Court Opinion

ID: 6254142
Source: CourtListenerOpinion
Date Created: 2022-02-17 21:25:00.971247+00
Date Added: 2024-06-11T08:59:30.244059
License: Public Domain

Opinion by
Mr. Justice Simpson,
The defendant, the Borough of Plymouth, was engaged *208in digging a trench preparatory to constructing a sewer in Parrish street in said borough. The work was in charge of the street commissioner. The trench was about two and a half feet wide and seven feet deep, and was not shored up or cribbed in any way. Parallel with the trench was a recently built water main, and the earth excavated from the trench was thrown up on the side adjoining the water main. Plaintiff’s decedent had but lately become a laborer, had worked at the place only a short time, and had never before been in the trench. There was evidence that shoring or cribbing was necessary, that other workmen had noticed that the earth on the side of the trench towards the water main was showing signs of sliding into the trench; that they and also decedent had called the attention of the street commissioner to the matter, and' the latter replied that the trench was safe and directed defendant to go to work therein; that he did so, and was killed by the sliding in and falling upon him of the earth on the side towards the water main. There was an immaterial difference of opinion as to whether the caving in was caused by the weight of the excavated earth on the bank between the water main and the trench, or by a leak from a water pipe leading from the water main to' one of the houses abutting on the street.

Stored data entries:
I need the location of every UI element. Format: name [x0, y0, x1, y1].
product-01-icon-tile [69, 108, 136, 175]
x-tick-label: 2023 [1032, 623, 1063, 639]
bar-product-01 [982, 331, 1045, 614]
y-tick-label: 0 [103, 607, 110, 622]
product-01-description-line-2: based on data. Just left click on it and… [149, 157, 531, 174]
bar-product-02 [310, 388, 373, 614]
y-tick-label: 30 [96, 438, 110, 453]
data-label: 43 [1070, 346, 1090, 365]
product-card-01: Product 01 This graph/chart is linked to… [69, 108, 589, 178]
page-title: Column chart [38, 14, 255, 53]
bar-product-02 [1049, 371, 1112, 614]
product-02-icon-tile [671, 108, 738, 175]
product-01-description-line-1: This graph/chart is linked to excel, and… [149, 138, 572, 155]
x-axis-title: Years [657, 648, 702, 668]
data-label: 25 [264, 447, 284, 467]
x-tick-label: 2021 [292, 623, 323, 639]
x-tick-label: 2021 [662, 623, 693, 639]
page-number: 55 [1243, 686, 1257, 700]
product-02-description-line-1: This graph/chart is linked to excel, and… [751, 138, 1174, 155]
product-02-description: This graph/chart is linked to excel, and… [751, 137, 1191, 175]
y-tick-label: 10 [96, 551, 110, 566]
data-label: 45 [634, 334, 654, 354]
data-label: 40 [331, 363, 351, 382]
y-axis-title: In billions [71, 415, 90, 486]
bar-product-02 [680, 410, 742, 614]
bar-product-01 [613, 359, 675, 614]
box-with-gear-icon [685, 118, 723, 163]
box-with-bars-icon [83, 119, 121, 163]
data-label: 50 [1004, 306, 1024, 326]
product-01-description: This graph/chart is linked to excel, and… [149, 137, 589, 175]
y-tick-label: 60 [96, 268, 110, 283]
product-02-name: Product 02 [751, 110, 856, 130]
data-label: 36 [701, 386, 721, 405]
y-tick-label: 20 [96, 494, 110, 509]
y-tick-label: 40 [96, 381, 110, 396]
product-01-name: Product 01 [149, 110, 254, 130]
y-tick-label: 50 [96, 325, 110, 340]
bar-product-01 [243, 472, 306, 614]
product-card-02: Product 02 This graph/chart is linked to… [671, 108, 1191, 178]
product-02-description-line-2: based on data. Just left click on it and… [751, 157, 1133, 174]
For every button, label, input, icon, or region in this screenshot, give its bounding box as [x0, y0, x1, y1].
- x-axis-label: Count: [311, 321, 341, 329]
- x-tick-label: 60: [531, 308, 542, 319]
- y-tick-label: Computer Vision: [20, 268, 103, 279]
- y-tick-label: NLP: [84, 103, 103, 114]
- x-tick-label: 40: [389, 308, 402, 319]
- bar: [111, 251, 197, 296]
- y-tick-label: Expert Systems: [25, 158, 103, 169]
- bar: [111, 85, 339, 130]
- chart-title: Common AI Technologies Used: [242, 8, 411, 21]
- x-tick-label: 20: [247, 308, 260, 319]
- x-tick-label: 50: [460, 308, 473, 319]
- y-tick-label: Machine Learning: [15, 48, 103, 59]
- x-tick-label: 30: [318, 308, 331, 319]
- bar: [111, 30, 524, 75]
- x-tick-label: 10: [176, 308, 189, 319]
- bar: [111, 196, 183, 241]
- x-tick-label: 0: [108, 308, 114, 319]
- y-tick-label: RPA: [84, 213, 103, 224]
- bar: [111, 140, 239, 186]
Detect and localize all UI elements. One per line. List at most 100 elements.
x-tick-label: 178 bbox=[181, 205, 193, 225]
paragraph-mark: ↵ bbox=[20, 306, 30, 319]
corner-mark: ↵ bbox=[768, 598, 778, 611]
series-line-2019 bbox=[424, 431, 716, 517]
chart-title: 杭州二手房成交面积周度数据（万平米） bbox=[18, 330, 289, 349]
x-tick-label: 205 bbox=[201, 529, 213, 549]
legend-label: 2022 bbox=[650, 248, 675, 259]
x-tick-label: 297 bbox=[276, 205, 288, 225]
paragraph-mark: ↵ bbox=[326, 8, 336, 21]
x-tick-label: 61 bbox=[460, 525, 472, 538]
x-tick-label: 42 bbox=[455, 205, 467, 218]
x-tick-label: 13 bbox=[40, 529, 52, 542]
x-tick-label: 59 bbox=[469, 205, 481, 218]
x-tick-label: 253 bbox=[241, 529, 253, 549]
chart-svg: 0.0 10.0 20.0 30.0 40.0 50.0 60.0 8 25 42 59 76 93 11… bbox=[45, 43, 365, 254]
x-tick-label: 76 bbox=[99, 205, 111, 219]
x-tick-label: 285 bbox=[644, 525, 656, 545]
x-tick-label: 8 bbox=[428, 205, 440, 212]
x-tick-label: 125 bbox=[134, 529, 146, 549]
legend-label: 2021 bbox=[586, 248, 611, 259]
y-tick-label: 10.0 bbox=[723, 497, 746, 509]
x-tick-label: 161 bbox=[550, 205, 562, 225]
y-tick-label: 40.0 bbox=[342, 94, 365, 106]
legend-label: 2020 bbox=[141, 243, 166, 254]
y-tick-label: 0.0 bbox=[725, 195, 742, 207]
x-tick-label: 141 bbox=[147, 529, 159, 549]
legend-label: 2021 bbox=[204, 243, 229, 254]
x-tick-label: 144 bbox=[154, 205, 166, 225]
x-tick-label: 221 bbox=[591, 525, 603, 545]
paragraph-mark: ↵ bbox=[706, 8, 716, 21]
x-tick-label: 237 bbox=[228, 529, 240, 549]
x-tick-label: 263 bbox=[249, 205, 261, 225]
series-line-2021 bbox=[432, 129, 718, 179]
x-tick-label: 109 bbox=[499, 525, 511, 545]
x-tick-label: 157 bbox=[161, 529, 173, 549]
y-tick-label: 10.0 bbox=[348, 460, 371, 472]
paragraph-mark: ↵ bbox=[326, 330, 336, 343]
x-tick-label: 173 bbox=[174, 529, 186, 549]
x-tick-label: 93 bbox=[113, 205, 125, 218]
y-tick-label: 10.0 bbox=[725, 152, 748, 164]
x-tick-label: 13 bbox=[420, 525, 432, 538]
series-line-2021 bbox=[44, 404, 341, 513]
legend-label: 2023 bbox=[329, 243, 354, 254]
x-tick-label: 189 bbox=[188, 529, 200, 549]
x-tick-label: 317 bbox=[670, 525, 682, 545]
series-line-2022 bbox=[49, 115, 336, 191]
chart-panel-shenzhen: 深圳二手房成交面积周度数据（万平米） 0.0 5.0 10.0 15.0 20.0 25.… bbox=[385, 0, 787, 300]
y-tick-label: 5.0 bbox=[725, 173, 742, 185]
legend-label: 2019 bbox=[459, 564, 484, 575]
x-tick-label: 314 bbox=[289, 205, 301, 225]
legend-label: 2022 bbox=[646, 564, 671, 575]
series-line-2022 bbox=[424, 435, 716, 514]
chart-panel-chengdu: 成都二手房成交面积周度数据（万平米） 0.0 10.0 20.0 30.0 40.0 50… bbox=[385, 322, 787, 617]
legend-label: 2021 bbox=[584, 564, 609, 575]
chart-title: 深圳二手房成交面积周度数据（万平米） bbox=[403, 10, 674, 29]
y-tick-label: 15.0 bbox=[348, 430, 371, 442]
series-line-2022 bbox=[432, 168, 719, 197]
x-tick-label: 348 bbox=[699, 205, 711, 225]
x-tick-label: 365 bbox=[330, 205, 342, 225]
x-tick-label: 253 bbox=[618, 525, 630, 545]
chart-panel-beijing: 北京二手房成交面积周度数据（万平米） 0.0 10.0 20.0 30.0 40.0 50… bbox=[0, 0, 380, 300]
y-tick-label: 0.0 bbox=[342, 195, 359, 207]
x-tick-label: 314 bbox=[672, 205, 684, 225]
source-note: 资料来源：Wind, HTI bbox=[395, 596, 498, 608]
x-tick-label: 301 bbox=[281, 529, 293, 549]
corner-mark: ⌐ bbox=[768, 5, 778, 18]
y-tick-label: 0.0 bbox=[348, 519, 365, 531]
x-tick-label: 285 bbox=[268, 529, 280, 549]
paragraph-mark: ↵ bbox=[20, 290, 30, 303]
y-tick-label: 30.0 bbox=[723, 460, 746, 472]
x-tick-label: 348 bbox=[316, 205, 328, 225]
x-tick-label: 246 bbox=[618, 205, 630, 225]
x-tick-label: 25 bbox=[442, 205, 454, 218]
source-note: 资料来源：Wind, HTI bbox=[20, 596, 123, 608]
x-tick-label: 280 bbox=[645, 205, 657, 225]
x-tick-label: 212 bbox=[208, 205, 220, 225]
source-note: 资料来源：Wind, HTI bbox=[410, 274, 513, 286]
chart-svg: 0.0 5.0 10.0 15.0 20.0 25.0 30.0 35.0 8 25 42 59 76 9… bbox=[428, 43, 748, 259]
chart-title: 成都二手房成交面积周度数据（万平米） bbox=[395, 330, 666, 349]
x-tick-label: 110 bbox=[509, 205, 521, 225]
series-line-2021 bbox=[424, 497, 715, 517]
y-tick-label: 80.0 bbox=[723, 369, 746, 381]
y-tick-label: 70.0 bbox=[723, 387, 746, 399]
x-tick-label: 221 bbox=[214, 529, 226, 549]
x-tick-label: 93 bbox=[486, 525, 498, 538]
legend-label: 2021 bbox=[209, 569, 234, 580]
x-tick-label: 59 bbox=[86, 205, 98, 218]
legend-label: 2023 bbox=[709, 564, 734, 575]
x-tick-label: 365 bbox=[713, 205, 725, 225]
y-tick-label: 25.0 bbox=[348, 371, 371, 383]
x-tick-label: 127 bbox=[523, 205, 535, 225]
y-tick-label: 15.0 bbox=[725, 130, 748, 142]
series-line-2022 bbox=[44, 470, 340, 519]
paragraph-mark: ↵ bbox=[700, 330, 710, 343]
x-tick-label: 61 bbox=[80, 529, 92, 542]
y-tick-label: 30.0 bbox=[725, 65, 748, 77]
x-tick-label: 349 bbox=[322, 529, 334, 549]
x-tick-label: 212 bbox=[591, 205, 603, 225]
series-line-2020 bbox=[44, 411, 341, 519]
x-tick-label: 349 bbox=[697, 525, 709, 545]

* Questions *
**1)** According to the court opinion, how deep was the trench?
**2)** Write the next part of the court opinion about the trench collapse, beginning after its final sentence.

* Task-by-task results *
**1)** About seven feet deep.

**2)**
The suit was originally brought in the names of the widow and children as plaintiffs, but after the verdict the record was amended to make the widow the sole plaintiff.
The trial judge refused defendant’s point for binding instructions, and said to the jury that if they found the place was a dangerous one in which to work, but the danger was not so apparent and certain as to require decedent, in the exercise of reasonable care for his own protection, to refuse to work therein; or if, though doubtful on the subject, he was told by the street commissioner that it was all right and was directed by him to go therein, then plaintiff might recover. The verdict was *209for the plaintiff, and from the judgment thereon this appeal was taken.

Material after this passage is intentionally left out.